Chart and figure data
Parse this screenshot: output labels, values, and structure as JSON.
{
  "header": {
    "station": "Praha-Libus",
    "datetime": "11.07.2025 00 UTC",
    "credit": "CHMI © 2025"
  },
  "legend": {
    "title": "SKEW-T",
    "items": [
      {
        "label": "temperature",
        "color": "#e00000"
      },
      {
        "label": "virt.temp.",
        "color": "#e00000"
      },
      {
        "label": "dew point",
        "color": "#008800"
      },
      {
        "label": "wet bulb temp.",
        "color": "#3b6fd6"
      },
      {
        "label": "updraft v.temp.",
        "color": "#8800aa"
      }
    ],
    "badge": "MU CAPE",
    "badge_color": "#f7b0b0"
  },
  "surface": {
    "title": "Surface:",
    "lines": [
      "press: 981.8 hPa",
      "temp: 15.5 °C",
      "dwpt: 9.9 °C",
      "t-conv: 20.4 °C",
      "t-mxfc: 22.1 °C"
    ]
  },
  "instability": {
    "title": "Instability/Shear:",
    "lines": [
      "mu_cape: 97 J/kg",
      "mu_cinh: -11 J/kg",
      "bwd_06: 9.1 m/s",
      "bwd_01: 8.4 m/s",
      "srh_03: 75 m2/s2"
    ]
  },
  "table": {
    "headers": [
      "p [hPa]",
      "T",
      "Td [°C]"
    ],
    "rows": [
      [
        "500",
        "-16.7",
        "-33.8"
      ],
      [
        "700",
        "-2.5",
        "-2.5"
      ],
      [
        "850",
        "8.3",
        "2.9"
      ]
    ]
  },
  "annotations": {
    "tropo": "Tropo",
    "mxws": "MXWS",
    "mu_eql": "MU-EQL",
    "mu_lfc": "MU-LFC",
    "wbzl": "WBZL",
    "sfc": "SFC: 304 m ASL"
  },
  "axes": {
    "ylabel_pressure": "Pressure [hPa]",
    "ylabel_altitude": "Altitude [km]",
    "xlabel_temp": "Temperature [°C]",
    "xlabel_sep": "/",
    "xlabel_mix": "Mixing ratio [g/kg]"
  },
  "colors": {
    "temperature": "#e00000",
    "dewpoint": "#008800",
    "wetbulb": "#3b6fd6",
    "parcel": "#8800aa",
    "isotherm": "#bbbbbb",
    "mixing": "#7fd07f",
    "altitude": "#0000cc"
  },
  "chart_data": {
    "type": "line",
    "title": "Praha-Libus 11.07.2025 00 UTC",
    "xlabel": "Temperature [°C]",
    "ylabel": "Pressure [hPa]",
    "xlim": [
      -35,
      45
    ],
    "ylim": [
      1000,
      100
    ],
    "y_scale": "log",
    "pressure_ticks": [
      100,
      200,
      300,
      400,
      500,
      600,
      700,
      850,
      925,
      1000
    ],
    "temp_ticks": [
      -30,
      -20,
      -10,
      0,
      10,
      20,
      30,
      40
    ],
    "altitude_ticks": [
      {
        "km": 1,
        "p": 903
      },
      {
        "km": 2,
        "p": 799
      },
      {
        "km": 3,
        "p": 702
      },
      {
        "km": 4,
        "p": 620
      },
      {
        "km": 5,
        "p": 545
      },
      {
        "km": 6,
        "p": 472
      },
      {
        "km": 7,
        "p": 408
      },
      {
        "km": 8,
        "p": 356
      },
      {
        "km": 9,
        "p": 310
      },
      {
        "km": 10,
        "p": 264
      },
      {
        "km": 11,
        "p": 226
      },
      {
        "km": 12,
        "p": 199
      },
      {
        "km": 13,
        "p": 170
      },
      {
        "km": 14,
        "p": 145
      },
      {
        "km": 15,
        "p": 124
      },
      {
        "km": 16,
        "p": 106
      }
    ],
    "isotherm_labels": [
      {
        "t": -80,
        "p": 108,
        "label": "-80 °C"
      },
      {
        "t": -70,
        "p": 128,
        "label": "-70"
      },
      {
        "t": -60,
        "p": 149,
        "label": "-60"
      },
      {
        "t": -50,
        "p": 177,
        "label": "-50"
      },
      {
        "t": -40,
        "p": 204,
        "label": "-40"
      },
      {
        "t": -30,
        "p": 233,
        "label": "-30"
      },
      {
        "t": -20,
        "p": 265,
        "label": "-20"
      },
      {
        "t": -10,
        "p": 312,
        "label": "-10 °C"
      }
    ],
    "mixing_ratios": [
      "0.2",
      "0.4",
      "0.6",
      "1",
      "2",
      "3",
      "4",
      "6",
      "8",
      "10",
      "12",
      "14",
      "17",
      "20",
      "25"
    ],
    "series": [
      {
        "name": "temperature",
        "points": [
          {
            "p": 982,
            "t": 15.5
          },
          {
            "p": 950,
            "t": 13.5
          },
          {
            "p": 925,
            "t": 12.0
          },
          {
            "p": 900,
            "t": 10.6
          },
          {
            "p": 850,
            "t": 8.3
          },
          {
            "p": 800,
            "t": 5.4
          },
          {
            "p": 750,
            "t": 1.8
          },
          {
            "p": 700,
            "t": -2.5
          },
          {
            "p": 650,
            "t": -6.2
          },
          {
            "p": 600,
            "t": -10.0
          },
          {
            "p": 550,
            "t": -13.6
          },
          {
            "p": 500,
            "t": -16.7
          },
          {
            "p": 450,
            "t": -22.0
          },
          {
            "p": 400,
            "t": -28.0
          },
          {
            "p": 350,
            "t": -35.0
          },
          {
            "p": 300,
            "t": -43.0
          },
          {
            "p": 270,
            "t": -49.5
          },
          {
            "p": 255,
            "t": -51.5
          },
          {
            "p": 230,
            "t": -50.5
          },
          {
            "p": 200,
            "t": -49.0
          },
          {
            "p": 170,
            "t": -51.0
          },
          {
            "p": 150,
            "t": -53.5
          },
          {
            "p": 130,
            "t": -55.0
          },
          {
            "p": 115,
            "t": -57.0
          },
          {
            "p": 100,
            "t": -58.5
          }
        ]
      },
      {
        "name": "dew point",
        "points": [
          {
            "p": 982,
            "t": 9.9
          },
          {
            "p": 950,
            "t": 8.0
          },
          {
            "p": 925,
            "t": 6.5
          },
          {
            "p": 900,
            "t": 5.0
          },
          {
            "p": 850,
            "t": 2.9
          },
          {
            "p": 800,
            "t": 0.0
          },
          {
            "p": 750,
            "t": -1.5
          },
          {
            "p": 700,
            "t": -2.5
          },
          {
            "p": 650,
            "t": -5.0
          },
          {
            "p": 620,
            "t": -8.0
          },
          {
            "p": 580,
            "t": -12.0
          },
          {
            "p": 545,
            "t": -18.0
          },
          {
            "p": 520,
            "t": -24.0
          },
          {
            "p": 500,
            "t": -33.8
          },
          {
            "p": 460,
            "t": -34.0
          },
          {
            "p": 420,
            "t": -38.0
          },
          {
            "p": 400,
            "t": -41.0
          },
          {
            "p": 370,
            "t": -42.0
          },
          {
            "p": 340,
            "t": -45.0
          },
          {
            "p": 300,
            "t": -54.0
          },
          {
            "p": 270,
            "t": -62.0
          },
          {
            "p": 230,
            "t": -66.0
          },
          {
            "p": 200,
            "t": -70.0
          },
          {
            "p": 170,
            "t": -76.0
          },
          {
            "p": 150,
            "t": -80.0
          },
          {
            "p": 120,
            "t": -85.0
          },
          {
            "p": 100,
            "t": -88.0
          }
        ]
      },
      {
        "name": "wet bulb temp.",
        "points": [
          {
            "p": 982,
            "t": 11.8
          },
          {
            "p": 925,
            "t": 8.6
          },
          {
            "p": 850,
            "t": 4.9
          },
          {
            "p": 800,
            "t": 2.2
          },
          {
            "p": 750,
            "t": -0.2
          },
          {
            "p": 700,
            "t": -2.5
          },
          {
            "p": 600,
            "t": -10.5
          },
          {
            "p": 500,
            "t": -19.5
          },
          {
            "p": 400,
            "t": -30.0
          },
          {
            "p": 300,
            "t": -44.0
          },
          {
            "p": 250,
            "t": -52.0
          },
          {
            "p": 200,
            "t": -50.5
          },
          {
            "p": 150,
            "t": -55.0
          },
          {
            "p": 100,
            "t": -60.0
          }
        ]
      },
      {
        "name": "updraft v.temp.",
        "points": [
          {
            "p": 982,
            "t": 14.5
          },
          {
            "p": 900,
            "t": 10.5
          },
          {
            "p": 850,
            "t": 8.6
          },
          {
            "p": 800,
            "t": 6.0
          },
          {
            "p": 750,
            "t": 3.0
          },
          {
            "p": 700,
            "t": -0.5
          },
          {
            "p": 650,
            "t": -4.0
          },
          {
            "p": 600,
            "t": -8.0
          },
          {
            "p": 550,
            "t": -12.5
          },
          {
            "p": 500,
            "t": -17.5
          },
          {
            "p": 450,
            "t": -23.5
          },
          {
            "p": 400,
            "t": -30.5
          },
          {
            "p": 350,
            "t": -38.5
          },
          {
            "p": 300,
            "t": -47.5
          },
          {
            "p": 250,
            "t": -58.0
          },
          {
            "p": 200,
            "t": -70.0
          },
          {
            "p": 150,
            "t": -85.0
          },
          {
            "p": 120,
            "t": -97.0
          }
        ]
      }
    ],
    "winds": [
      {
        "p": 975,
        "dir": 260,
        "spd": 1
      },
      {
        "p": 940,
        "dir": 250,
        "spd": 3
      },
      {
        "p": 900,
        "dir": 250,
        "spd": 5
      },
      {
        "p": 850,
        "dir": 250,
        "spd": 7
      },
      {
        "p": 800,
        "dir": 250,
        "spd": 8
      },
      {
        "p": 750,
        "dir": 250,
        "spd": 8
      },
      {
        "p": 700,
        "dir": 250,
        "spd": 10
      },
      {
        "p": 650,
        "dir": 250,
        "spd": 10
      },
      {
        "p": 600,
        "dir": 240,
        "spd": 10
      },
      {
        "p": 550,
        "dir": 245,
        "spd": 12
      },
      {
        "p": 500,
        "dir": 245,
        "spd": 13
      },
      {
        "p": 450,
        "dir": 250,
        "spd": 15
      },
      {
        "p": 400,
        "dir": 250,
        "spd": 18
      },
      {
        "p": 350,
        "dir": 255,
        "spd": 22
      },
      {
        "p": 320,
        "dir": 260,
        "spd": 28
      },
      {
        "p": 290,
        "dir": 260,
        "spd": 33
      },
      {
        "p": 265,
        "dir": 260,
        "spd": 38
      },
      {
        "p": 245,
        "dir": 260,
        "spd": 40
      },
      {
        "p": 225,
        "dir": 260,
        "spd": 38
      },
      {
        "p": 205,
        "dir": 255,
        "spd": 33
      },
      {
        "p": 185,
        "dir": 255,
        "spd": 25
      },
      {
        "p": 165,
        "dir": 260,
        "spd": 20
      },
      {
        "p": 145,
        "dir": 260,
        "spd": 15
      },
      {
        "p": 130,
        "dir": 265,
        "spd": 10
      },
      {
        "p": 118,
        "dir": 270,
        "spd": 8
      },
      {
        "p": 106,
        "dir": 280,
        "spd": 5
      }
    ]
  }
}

---

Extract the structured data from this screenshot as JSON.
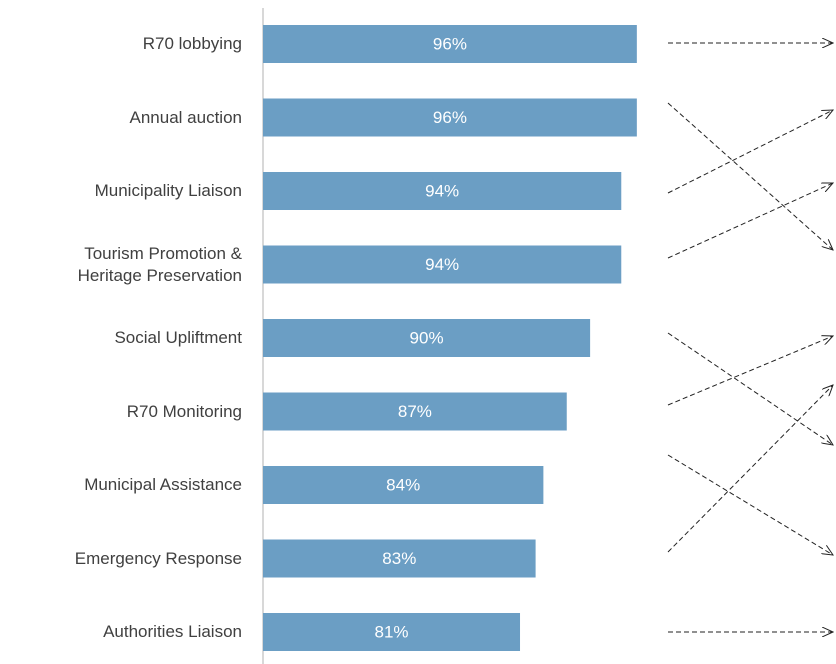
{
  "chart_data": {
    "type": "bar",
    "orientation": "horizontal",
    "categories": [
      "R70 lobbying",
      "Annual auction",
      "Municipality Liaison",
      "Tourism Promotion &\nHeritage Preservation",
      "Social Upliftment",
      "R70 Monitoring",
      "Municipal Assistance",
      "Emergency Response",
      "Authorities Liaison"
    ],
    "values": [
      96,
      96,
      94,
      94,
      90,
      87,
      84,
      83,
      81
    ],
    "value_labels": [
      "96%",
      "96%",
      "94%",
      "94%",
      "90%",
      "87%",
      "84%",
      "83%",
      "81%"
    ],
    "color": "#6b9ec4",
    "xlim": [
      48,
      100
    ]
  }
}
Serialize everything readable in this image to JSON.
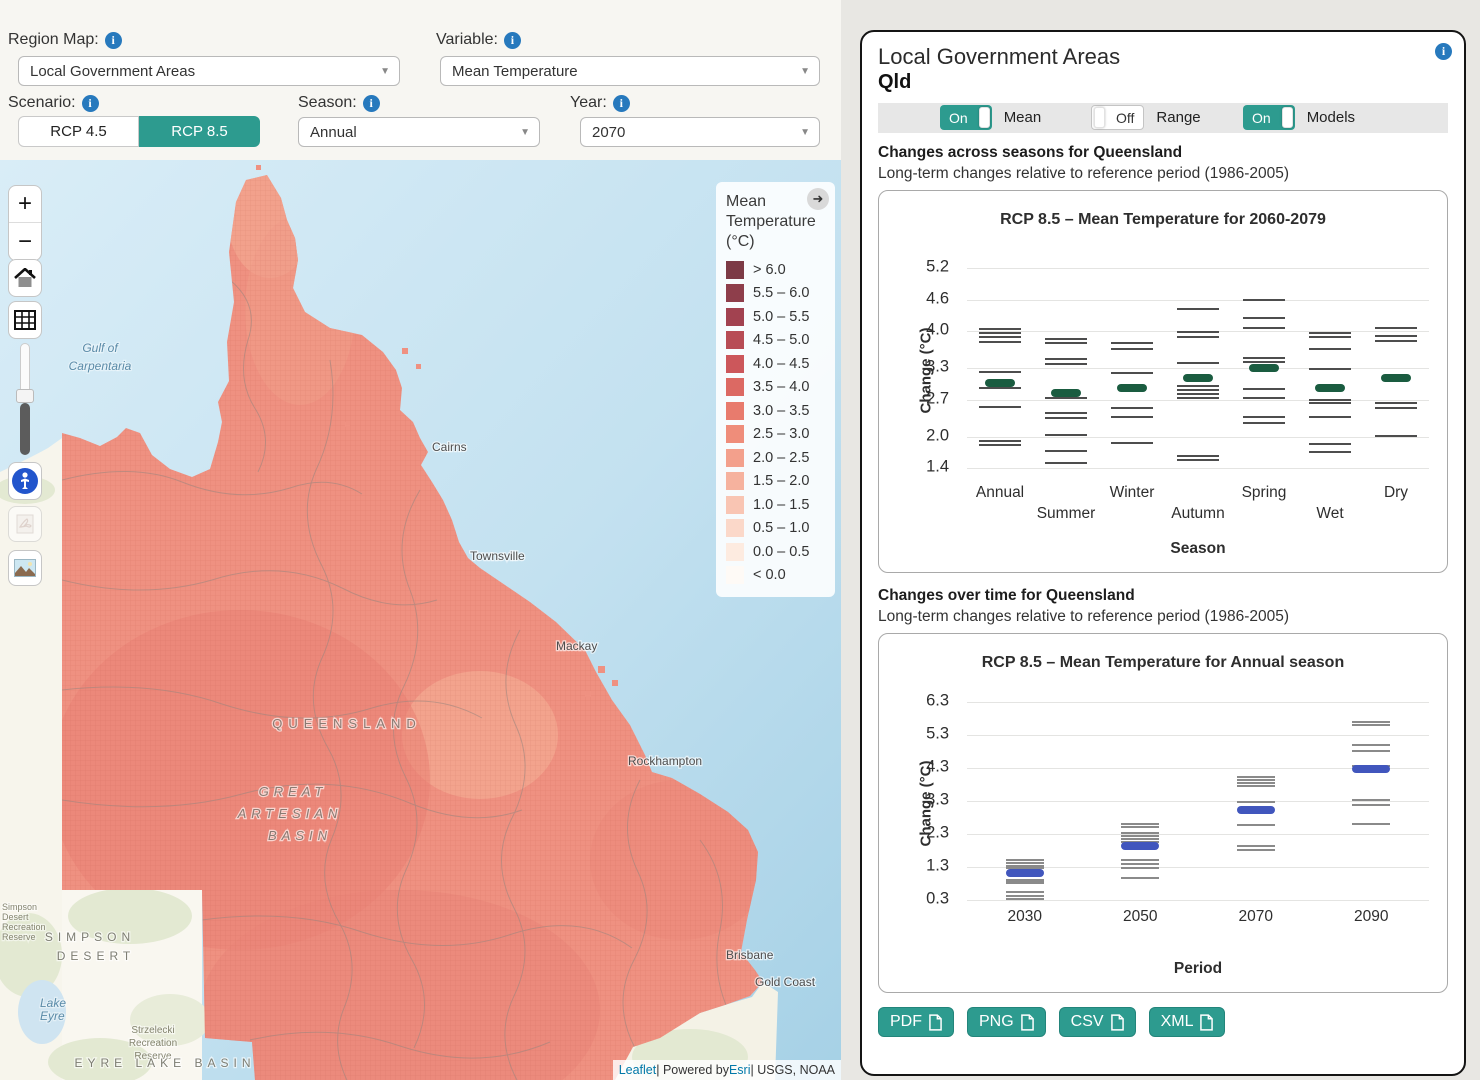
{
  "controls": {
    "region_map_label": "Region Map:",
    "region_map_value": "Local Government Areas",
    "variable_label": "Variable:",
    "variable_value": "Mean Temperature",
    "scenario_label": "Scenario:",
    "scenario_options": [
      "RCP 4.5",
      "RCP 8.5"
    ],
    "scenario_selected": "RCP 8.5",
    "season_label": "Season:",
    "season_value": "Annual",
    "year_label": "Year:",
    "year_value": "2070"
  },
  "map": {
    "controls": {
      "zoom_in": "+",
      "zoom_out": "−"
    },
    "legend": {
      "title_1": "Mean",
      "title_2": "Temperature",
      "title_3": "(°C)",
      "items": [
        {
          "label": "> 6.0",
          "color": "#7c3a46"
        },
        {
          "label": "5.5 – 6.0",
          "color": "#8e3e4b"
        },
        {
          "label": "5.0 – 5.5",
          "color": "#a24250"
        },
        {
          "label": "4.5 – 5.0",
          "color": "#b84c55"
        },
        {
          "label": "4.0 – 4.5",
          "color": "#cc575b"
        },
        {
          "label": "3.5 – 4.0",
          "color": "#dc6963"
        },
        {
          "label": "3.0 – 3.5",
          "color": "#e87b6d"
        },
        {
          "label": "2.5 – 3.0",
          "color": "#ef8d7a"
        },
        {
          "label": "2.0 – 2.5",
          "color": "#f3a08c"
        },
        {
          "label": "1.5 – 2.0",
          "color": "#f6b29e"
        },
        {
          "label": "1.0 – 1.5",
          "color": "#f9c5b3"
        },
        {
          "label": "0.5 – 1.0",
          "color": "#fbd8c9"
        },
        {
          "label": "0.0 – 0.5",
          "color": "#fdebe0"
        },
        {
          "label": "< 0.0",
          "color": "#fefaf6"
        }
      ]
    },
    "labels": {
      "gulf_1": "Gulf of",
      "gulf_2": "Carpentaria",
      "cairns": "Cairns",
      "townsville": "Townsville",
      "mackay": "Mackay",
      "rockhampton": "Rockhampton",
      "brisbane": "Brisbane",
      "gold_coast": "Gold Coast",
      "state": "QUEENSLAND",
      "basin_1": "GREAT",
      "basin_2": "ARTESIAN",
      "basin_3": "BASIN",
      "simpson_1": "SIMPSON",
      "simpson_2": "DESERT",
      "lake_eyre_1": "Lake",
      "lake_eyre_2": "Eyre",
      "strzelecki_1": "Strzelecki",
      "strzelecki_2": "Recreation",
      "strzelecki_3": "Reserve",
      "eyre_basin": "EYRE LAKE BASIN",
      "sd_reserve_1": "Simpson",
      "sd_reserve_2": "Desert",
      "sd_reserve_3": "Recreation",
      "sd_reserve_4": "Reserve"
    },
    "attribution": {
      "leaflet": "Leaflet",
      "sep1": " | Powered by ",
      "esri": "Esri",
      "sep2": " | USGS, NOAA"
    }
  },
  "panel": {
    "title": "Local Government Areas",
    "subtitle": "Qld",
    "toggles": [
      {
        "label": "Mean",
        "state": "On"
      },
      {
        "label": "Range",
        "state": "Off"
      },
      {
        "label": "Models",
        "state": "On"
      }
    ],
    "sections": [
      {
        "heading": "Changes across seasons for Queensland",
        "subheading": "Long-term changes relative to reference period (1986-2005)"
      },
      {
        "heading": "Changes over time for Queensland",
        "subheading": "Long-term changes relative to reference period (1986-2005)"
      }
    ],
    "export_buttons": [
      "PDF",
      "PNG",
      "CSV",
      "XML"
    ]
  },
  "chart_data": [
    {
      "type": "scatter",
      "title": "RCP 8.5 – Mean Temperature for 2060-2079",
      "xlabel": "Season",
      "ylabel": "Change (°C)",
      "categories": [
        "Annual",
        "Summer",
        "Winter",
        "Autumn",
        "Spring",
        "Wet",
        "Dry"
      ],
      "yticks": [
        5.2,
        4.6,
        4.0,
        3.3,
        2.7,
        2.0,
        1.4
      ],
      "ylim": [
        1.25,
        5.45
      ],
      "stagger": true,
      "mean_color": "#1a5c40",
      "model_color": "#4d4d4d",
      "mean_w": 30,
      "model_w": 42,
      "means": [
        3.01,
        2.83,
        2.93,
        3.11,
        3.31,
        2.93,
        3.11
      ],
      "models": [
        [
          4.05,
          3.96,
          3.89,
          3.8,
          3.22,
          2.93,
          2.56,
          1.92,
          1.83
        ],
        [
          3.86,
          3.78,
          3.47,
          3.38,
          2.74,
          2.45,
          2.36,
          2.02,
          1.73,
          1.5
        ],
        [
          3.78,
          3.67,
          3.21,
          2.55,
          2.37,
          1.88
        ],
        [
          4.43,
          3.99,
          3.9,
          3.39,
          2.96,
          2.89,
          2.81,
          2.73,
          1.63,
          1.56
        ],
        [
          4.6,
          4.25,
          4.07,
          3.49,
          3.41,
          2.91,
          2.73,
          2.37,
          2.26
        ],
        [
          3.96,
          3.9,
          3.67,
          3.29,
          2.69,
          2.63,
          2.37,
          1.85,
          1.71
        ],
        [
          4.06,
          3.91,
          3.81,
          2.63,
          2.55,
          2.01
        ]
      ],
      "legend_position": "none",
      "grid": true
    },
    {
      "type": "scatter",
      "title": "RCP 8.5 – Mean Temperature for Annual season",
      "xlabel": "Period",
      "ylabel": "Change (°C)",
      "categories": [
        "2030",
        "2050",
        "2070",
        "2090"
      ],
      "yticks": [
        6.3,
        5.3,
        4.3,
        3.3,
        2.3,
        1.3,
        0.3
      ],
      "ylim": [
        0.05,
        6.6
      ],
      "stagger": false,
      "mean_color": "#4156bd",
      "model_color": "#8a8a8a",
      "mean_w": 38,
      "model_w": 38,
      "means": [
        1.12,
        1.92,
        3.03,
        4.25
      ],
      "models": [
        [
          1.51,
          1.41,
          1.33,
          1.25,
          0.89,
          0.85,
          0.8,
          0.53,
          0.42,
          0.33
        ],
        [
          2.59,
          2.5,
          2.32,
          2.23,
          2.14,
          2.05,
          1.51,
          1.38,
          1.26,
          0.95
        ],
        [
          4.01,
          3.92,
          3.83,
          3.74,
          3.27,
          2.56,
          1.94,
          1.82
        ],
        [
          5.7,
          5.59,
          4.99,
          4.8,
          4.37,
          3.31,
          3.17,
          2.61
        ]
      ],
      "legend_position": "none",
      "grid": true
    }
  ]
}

---

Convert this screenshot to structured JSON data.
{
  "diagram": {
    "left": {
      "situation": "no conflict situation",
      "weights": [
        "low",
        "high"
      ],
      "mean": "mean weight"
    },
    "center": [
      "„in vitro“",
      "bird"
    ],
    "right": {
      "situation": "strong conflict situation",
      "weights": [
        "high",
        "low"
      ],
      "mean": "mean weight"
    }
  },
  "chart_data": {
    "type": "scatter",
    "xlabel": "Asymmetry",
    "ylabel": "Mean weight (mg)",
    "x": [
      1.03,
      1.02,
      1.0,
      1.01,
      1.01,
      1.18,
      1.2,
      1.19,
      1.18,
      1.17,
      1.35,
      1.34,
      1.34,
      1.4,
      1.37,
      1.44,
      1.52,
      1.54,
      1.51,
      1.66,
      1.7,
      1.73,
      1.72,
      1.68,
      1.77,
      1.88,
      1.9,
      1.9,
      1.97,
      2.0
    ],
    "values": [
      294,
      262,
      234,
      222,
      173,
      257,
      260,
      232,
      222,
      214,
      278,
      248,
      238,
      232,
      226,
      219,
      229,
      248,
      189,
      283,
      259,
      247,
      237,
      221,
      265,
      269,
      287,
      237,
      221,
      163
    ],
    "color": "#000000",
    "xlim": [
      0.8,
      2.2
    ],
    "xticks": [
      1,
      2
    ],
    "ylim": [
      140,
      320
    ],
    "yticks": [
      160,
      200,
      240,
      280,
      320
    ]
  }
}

● **WHAT THIS TASK INVOLVES**:
Copy all lines from the entries that contain the word "situation".

● **WRITTEN RESPONSE**:
      "situation": "no conflict situation",
      "situation": "strong conflict situation",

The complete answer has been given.